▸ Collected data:
++++++++++

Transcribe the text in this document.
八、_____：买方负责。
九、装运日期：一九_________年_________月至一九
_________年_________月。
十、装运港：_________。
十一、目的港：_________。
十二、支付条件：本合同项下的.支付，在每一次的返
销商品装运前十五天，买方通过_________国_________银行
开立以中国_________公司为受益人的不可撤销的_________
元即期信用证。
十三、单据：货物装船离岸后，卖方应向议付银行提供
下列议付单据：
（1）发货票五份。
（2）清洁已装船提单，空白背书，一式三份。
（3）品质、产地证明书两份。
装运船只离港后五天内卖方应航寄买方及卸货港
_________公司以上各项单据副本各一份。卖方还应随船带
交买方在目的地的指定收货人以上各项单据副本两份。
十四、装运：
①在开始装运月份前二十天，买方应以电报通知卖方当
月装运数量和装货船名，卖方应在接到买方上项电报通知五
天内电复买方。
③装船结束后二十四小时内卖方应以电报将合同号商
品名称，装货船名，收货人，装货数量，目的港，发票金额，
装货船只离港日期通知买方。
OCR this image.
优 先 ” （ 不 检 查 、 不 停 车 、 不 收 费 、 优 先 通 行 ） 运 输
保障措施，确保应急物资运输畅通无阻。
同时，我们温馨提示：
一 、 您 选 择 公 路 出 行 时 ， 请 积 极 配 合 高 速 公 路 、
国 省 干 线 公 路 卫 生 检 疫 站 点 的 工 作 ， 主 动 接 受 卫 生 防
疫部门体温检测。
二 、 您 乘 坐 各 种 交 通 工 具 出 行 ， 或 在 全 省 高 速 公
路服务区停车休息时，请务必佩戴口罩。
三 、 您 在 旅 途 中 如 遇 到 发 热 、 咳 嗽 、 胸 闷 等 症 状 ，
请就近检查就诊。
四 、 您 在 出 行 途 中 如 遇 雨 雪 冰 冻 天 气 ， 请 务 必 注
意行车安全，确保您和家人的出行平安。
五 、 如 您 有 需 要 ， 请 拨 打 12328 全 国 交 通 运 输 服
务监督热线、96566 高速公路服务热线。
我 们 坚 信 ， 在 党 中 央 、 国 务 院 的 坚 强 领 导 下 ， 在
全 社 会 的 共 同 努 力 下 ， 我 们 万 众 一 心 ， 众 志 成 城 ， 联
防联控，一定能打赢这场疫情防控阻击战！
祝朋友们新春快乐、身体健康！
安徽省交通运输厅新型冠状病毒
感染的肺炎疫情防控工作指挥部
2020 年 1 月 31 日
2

++++++++++

▸ Your task: Find every line in the records above that contains the word "this", and copy each one.

▸ Full answer:
Transcribe the text in this document.
OCR this image.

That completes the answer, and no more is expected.